### Task instructions
Please copy the material below word for word, starting at its first line and ending at the line that contains "- message-input[interactable]: [25, 2209, 1171, 2331]", with both of those lines included.

### Record list

########

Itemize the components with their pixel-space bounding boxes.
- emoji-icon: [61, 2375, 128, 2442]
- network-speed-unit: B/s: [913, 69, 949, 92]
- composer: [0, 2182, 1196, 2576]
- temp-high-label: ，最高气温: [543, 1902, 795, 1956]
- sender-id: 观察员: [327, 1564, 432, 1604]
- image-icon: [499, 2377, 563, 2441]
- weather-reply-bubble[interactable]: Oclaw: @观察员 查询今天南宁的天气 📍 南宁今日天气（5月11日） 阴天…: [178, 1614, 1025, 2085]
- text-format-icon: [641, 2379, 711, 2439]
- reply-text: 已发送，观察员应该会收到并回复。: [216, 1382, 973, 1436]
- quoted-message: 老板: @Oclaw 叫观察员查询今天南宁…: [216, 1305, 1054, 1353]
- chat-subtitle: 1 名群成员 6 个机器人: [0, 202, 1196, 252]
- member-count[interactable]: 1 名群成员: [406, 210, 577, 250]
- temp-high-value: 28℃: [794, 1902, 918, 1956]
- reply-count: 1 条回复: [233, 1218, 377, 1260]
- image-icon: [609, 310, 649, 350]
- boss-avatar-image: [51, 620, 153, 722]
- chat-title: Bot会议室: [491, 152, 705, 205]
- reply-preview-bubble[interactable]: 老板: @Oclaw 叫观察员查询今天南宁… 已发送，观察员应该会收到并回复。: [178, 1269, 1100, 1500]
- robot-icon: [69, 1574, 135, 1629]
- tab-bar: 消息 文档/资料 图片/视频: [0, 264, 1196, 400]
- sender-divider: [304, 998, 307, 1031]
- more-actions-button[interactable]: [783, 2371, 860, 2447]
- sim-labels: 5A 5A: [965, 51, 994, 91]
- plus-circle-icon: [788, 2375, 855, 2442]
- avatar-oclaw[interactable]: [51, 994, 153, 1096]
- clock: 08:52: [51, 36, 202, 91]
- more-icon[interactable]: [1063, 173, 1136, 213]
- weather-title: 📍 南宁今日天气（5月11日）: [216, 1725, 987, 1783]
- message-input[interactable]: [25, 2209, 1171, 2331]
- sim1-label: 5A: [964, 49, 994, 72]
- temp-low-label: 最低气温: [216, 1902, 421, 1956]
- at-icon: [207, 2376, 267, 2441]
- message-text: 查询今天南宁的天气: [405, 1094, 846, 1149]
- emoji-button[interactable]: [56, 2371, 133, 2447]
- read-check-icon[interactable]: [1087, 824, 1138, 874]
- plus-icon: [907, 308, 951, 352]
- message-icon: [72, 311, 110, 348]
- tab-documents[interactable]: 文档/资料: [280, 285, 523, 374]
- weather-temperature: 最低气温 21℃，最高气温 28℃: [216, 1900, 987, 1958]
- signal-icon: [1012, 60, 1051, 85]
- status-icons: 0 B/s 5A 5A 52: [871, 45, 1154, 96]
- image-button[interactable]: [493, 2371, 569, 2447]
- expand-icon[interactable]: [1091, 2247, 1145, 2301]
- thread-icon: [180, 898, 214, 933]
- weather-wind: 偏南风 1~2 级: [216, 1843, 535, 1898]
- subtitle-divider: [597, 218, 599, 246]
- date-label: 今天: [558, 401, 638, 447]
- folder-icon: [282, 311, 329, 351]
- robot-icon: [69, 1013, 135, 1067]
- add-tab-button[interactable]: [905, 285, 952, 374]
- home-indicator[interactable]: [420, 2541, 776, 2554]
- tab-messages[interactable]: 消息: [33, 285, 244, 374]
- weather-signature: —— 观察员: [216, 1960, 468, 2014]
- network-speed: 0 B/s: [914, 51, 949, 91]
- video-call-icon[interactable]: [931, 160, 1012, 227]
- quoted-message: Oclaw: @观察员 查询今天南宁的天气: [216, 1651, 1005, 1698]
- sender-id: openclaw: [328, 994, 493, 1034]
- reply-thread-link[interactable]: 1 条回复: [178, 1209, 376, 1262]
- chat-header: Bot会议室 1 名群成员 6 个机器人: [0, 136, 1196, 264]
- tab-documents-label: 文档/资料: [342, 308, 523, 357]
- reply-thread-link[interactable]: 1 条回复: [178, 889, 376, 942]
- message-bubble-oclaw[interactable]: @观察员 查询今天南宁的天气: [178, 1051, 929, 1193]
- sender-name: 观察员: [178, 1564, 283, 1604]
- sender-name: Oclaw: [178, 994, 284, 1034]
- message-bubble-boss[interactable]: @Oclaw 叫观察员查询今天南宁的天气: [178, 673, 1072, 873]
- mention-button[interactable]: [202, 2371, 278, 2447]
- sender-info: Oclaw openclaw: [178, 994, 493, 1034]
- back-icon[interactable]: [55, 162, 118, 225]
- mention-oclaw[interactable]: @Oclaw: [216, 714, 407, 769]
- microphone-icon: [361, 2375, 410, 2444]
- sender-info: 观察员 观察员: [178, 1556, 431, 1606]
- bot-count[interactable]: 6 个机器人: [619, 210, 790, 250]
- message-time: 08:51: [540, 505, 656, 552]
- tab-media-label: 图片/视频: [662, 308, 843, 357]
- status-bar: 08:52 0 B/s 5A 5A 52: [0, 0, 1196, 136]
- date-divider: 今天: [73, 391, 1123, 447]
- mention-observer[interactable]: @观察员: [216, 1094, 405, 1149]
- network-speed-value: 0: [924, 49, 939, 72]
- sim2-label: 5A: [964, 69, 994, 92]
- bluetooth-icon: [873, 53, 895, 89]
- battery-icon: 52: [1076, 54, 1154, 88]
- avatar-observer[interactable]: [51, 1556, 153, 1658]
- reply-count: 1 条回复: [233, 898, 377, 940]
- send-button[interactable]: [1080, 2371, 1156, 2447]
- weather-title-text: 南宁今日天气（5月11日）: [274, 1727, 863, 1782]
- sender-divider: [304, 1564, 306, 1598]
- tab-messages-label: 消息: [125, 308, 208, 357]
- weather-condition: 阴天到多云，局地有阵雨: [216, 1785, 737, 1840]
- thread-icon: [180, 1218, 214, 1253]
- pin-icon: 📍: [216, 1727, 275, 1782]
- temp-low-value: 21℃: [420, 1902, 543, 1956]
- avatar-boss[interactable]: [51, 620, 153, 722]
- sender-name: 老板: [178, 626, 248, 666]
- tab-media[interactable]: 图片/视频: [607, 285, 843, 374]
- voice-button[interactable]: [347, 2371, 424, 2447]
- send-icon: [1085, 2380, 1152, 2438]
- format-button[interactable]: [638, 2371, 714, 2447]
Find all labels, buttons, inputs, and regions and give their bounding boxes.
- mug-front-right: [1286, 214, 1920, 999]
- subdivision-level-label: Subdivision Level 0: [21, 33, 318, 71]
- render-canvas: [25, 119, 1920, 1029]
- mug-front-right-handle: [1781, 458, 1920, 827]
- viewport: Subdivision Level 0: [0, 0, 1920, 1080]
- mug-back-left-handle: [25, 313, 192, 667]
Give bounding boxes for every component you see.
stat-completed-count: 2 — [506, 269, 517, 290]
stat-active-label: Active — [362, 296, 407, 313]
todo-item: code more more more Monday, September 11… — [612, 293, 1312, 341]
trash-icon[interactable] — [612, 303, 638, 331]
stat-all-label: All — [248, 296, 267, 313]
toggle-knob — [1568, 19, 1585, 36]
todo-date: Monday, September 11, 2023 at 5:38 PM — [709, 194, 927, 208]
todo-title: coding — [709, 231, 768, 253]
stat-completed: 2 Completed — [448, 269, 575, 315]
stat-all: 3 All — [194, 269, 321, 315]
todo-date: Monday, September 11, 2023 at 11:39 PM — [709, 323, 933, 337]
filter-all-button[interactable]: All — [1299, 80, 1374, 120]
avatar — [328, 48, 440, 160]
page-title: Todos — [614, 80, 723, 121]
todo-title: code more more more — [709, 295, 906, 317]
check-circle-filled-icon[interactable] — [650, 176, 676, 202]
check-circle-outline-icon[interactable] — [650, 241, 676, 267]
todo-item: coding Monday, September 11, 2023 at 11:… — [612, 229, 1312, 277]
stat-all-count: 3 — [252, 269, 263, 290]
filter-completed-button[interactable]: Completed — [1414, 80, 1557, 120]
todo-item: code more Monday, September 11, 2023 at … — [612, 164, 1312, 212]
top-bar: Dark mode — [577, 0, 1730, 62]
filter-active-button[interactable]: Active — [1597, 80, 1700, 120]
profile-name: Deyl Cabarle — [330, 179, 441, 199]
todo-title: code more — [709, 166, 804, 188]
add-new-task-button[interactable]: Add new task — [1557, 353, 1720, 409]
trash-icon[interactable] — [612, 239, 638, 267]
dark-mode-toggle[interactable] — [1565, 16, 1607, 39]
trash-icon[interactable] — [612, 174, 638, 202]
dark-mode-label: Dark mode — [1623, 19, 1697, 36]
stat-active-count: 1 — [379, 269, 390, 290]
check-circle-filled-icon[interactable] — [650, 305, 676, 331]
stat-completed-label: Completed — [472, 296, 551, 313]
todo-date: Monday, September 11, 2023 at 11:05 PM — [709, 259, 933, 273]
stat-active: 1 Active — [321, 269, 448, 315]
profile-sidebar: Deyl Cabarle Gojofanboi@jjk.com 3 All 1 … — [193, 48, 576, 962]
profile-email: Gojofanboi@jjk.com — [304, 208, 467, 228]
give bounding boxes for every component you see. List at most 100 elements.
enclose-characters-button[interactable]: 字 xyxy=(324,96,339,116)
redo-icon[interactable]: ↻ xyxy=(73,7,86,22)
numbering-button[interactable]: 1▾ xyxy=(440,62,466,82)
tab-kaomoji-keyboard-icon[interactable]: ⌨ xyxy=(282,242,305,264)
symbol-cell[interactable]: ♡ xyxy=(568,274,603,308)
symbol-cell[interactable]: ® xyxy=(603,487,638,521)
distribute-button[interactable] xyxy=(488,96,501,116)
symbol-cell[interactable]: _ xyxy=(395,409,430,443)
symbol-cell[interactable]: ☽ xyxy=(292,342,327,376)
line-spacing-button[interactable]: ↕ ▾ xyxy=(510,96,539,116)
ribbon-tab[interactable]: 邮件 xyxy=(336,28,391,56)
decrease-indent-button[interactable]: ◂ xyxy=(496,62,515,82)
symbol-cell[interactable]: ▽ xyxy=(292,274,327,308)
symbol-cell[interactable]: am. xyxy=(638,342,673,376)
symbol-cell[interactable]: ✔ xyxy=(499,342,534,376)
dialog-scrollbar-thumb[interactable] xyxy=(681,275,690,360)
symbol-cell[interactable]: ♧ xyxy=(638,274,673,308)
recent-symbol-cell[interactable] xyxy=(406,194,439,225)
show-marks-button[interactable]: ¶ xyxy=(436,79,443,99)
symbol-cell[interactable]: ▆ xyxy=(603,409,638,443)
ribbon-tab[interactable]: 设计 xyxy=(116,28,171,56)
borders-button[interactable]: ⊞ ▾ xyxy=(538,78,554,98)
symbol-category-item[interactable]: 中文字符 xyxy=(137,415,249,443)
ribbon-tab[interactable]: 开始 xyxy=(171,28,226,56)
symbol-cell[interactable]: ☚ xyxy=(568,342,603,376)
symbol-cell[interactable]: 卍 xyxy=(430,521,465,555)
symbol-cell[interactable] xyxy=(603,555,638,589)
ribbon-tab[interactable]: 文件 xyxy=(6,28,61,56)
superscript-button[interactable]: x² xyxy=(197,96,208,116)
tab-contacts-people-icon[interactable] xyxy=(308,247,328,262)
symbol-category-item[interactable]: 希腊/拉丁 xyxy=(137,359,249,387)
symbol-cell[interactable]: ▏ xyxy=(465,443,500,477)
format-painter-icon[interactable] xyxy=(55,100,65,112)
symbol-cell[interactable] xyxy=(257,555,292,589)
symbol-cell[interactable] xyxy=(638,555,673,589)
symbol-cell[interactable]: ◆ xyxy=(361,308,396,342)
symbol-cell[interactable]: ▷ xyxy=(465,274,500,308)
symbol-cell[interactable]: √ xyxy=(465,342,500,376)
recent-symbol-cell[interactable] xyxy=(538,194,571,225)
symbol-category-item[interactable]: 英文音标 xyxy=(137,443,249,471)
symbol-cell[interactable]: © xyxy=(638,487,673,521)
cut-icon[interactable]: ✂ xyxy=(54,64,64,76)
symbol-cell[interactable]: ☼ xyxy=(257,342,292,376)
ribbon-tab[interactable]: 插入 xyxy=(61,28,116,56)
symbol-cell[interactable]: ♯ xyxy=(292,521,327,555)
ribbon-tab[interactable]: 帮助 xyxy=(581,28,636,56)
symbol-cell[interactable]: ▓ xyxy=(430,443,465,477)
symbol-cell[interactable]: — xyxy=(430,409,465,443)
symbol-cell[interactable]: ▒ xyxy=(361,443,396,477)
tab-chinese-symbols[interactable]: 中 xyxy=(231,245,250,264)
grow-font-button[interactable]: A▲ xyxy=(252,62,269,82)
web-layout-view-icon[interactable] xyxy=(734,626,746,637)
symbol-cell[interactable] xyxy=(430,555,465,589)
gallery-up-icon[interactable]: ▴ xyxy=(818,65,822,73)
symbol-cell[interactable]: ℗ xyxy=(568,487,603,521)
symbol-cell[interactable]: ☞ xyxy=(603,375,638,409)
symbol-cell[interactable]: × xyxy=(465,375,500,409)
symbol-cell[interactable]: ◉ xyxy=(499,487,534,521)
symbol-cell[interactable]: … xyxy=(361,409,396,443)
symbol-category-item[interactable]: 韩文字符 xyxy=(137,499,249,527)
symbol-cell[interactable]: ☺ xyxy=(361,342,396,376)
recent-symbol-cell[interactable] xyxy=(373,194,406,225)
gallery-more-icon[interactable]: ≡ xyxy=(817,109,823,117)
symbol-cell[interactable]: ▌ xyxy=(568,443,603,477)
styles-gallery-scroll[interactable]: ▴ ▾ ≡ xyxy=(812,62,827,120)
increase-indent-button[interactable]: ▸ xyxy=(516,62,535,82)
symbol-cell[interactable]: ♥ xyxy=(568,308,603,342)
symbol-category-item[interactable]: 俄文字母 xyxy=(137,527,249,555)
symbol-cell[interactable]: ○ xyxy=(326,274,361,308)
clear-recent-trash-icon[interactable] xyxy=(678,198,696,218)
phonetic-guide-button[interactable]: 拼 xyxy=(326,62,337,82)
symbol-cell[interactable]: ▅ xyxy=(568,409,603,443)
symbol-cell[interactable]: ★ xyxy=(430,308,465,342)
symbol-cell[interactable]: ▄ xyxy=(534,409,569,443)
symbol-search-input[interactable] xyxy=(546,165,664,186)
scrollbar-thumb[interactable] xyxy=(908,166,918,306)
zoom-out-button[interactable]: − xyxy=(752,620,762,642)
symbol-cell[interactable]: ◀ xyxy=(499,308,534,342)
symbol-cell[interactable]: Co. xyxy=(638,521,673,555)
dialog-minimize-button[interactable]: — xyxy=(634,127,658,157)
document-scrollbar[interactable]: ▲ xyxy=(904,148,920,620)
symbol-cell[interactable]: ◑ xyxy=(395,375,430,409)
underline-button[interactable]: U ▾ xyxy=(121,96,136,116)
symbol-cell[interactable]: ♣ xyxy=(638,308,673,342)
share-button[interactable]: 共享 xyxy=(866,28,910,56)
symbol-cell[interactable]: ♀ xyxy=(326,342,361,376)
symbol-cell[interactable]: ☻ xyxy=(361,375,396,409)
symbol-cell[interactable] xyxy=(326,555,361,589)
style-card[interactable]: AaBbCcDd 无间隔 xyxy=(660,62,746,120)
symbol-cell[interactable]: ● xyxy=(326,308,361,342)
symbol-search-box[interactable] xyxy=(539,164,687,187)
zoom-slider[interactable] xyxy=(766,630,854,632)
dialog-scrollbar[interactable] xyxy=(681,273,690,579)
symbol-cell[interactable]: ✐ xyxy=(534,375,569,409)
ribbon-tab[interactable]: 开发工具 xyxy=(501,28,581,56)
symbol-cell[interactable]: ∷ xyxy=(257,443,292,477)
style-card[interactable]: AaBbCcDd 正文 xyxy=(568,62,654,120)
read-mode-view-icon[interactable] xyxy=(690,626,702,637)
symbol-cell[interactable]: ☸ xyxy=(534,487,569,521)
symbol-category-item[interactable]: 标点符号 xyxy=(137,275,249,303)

########

### Problem solution
Itemize the components with their pixel-space bounding boxes.
- emoji-icon: [61, 2375, 128, 2442]
- network-speed-unit: B/s: [913, 69, 949, 92]
- composer: [0, 2182, 1196, 2576]
- temp-high-label: ，最高气温: [543, 1902, 795, 1956]
- sender-id: 观察员: [327, 1564, 432, 1604]
- image-icon: [499, 2377, 563, 2441]
- weather-reply-bubble[interactable]: Oclaw: @观察员 查询今天南宁的天气 📍 南宁今日天气（5月11日） 阴天…: [178, 1614, 1025, 2085]
- text-format-icon: [641, 2379, 711, 2439]
- reply-text: 已发送，观察员应该会收到并回复。: [216, 1382, 973, 1436]
- quoted-message: 老板: @Oclaw 叫观察员查询今天南宁…: [216, 1305, 1054, 1353]
- chat-subtitle: 1 名群成员 6 个机器人: [0, 202, 1196, 252]
- member-count[interactable]: 1 名群成员: [406, 210, 577, 250]
- temp-high-value: 28℃: [794, 1902, 918, 1956]
- reply-count: 1 条回复: [233, 1218, 377, 1260]
- image-icon: [609, 310, 649, 350]
- boss-avatar-image: [51, 620, 153, 722]
- chat-title: Bot会议室: [491, 152, 705, 205]
- reply-preview-bubble[interactable]: 老板: @Oclaw 叫观察员查询今天南宁… 已发送，观察员应该会收到并回复。: [178, 1269, 1100, 1500]
- robot-icon: [69, 1574, 135, 1629]
- tab-bar: 消息 文档/资料 图片/视频: [0, 264, 1196, 400]
- sender-divider: [304, 998, 307, 1031]
- more-actions-button[interactable]: [783, 2371, 860, 2447]
- sim-labels: 5A 5A: [965, 51, 994, 91]
- plus-circle-icon: [788, 2375, 855, 2442]
- avatar-oclaw[interactable]: [51, 994, 153, 1096]
- clock: 08:52: [51, 36, 202, 91]
- more-icon[interactable]: [1063, 173, 1136, 213]
- weather-title: 📍 南宁今日天气（5月11日）: [216, 1725, 987, 1783]
- message-input[interactable]: [25, 2209, 1171, 2331]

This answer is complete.